_Task description_.
Render every entry exactly as it appears.

_Given records_.
┄┄┄┄┄┄┄┄┄┄┄┄┄┄┄┄┄┄┄┄
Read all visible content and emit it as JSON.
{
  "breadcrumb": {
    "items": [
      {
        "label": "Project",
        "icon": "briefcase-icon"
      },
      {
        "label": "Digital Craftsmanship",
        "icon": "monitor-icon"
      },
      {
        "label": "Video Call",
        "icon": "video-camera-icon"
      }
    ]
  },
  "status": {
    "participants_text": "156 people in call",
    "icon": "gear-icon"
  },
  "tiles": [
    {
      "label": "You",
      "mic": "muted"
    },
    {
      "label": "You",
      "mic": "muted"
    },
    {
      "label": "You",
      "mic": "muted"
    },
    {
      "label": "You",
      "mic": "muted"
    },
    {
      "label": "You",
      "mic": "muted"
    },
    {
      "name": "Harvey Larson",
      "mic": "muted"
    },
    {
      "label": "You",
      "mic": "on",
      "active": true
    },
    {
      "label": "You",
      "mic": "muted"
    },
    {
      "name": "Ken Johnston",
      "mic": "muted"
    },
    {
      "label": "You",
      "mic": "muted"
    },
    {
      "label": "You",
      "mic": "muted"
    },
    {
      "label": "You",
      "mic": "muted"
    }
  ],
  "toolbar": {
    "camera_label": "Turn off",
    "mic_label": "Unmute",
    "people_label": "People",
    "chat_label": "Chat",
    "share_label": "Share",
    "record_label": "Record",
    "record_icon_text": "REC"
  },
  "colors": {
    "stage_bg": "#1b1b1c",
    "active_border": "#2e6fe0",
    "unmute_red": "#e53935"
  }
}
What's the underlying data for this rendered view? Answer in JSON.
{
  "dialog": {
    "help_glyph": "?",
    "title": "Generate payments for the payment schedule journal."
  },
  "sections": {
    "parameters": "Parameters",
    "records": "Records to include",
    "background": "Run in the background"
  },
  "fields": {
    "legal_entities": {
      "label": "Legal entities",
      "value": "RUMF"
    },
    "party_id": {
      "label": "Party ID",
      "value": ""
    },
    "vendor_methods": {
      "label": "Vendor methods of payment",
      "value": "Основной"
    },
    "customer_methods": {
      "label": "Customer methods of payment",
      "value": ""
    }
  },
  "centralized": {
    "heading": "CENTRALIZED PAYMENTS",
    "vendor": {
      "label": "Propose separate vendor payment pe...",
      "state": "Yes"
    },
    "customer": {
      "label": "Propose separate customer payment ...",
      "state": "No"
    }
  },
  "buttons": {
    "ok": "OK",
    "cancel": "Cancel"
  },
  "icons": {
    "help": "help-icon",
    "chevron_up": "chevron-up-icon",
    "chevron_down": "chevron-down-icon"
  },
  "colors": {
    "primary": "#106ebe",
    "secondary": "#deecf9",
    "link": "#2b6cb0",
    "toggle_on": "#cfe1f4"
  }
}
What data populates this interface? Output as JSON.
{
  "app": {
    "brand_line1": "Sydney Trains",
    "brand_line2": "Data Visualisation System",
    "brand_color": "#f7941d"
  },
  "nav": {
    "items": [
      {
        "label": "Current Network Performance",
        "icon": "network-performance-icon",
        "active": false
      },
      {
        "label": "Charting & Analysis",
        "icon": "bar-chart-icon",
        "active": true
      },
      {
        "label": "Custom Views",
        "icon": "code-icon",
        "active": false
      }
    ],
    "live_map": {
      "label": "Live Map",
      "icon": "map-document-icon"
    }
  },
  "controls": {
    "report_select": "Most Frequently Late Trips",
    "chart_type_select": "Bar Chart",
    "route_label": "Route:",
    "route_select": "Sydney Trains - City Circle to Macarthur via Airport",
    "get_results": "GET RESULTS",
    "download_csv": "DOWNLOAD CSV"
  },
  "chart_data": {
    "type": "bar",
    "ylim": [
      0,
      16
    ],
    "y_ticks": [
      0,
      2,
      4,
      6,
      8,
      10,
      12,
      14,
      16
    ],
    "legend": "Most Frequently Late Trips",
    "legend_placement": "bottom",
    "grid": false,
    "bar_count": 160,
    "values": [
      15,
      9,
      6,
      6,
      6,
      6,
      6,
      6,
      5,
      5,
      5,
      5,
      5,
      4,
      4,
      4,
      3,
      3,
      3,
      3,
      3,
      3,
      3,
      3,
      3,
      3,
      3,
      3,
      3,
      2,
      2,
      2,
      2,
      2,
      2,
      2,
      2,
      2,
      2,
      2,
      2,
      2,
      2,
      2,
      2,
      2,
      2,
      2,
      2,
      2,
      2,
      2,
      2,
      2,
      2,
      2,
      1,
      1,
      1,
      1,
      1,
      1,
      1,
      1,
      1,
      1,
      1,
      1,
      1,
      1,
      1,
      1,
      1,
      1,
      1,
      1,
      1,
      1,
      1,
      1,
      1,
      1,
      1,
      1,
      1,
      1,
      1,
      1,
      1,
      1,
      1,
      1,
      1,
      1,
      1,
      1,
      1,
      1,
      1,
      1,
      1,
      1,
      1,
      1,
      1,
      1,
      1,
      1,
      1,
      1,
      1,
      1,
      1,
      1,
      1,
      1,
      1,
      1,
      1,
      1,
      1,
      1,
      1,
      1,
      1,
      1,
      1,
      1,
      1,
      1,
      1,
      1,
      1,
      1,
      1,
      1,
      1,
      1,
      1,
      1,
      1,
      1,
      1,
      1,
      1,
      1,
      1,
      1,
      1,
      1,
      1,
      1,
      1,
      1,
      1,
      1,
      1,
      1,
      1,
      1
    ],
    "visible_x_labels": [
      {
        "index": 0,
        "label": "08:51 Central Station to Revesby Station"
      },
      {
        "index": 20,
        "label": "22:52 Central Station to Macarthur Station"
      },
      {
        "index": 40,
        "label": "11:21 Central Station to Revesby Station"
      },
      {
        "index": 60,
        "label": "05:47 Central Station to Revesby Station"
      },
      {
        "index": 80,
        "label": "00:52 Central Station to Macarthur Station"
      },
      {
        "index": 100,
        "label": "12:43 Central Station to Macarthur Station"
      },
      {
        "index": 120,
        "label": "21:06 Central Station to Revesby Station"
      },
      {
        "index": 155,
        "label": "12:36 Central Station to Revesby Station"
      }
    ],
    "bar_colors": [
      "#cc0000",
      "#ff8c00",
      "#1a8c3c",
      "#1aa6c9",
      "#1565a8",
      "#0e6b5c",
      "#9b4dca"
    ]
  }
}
┄┄┄┄┄┄┄┄┄┄┄┄┄┄┄┄┄┄┄┄
_Answer to the task_.
Read all visible content and emit it as JSON.
{
  "breadcrumb": {
    "items": [
      {
        "label": "Project",
        "icon": "briefcase-icon"
      },
      {
        "label": "Digital Craftsmanship",
        "icon": "monitor-icon"
      },
      {
        "label": "Video Call",
        "icon": "video-camera-icon"
      }
    ]
  },
  "status": {
    "participants_text": "156 people in call",
    "icon": "gear-icon"
  },
  "tiles": [
    {
      "label": "You",
      "mic": "muted"
    },
    {
      "label": "You",
      "mic": "muted"
    },
    {
      "label": "You",
      "mic": "muted"
    },
    {
      "label": "You",
      "mic": "muted"
    },
    {
      "label": "You",
      "mic": "muted"
    },
    {
      "name": "Harvey Larson",
      "mic": "muted"
    },
    {
      "label": "You",
      "mic": "on",
      "active": true
    },
    {
      "label": "You",
      "mic": "muted"
    },
    {
      "name": "Ken Johnston",
      "mic": "muted"
    },
    {
      "label": "You",
      "mic": "muted"
    },
    {
      "label": "You",
      "mic": "muted"
    },
    {
      "label": "You",
      "mic": "muted"
    }
  ],
  "toolbar": {
    "camera_label": "Turn off",
    "mic_label": "Unmute",
    "people_label": "People",
    "chat_label": "Chat",
    "share_label": "Share",
    "record_label": "Record",
    "record_icon_text": "REC"
  },
  "colors": {
    "stage_bg": "#1b1b1c",
    "active_border": "#2e6fe0",
    "unmute_red": "#e53935"
  }
}
What's the underlying data for this rendered view? Answer in JSON.
{
  "dialog": {
    "help_glyph": "?",
    "title": "Generate payments for the payment schedule journal."
  },
  "sections": {
    "parameters": "Parameters",
    "records": "Records to include",
    "background": "Run in the background"
  },
  "fields": {
    "legal_entities": {
      "label": "Legal entities",
      "value": "RUMF"
    },
    "party_id": {
      "label": "Party ID",
      "value": ""
    },
    "vendor_methods": {
      "label": "Vendor methods of payment",
      "value": "Основной"
    },
    "customer_methods": {
      "label": "Customer methods of payment",
      "value": ""
    }
  },
  "centralized": {
    "heading": "CENTRALIZED PAYMENTS",
    "vendor": {
      "label": "Propose separate vendor payment pe...",
      "state": "Yes"
    },
    "customer": {
      "label": "Propose separate customer payment ...",
      "state": "No"
    }
  },
  "buttons": {
    "ok": "OK",
    "cancel": "Cancel"
  },
  "icons": {
    "help": "help-icon",
    "chevron_up": "chevron-up-icon",
    "chevron_down": "chevron-down-icon"
  },
  "colors": {
    "primary": "#106ebe",
    "secondary": "#deecf9",
    "link": "#2b6cb0",
    "toggle_on": "#cfe1f4"
  }
}
What data populates this interface? Output as JSON.
{
  "app": {
    "brand_line1": "Sydney Trains",
    "brand_line2": "Data Visualisation System",
    "brand_color": "#f7941d"
  },
  "nav": {
    "items": [
      {
        "label": "Current Network Performance",
        "icon": "network-performance-icon",
        "active": false
      },
      {
        "label": "Charting & Analysis",
        "icon": "bar-chart-icon",
        "active": true
      },
      {
        "label": "Custom Views",
        "icon": "code-icon",
        "active": false
      }
    ],
    "live_map": {
      "label": "Live Map",
      "icon": "map-document-icon"
    }
  },
  "controls": {
    "report_select": "Most Frequently Late Trips",
    "chart_type_select": "Bar Chart",
    "route_label": "Route:",
    "route_select": "Sydney Trains - City Circle to Macarthur via Airport",
    "get_results": "GET RESULTS",
    "download_csv": "DOWNLOAD CSV"
  },
  "chart_data": {
    "type": "bar",
    "ylim": [
      0,
      16
    ],
    "y_ticks": [
      0,
      2,
      4,
      6,
      8,
      10,
      12,
      14,
      16
    ],
    "legend": "Most Frequently Late Trips",
    "legend_placement": "bottom",
    "grid": false,
    "bar_count": 160,
    "values": [
      15,
      9,
      6,
      6,
      6,
      6,
      6,
      6,
      5,
      5,
      5,
      5,
      5,
      4,
      4,
      4,
      3,
      3,
      3,
      3,
      3,
      3,
      3,
      3,
      3,
      3,
      3,
      3,
      3,
      2,
      2,
      2,
      2,
      2,
      2,
      2,
      2,
      2,
      2,
      2,
      2,
      2,
      2,
      2,
      2,
      2,
      2,
      2,
      2,
      2,
      2,
      2,
      2,
      2,
      2,
      2,
      1,
      1,
      1,
      1,
      1,
      1,
      1,
      1,
      1,
      1,
      1,
      1,
      1,
      1,
      1,
      1,
      1,
      1,
      1,
      1,
      1,
      1,
      1,
      1,
      1,
      1,
      1,
      1,
      1,
      1,
      1,
      1,
      1,
      1,
      1,
      1,
      1,
      1,
      1,
      1,
      1,
      1,
      1,
      1,
      1,
      1,
      1,
      1,
      1,
      1,
      1,
      1,
      1,
      1,
      1,
      1,
      1,
      1,
      1,
      1,
      1,
      1,
      1,
      1,
      1,
      1,
      1,
      1,
      1,
      1,
      1,
      1,
      1,
      1,
      1,
      1,
      1,
      1,
      1,
      1,
      1,
      1,
      1,
      1,
      1,
      1,
      1,
      1,
      1,
      1,
      1,
      1,
      1,
      1,
      1,
      1,
      1,
      1,
      1,
      1,
      1,
      1,
      1,
      1
    ],
    "visible_x_labels": [
      {
        "index": 0,
        "label": "08:51 Central Station to Revesby Station"
      },
      {
        "index": 20,
        "label": "22:52 Central Station to Macarthur Station"
      },
      {
        "index": 40,
        "label": "11:21 Central Station to Revesby Station"
      },
      {
        "index": 60,
        "label": "05:47 Central Station to Revesby Station"
      },
      {
        "index": 80,
        "label": "00:52 Central Station to Macarthur Station"
      },
      {
        "index": 100,
        "label": "12:43 Central Station to Macarthur Station"
      },
      {
        "index": 120,
        "label": "21:06 Central Station to Revesby Station"
      },
      {
        "index": 155,
        "label": "12:36 Central Station to Revesby Station"
      }
    ],
    "bar_colors": [
      "#cc0000",
      "#ff8c00",
      "#1a8c3c",
      "#1aa6c9",
      "#1565a8",
      "#0e6b5c",
      "#9b4dca"
    ]
  }
}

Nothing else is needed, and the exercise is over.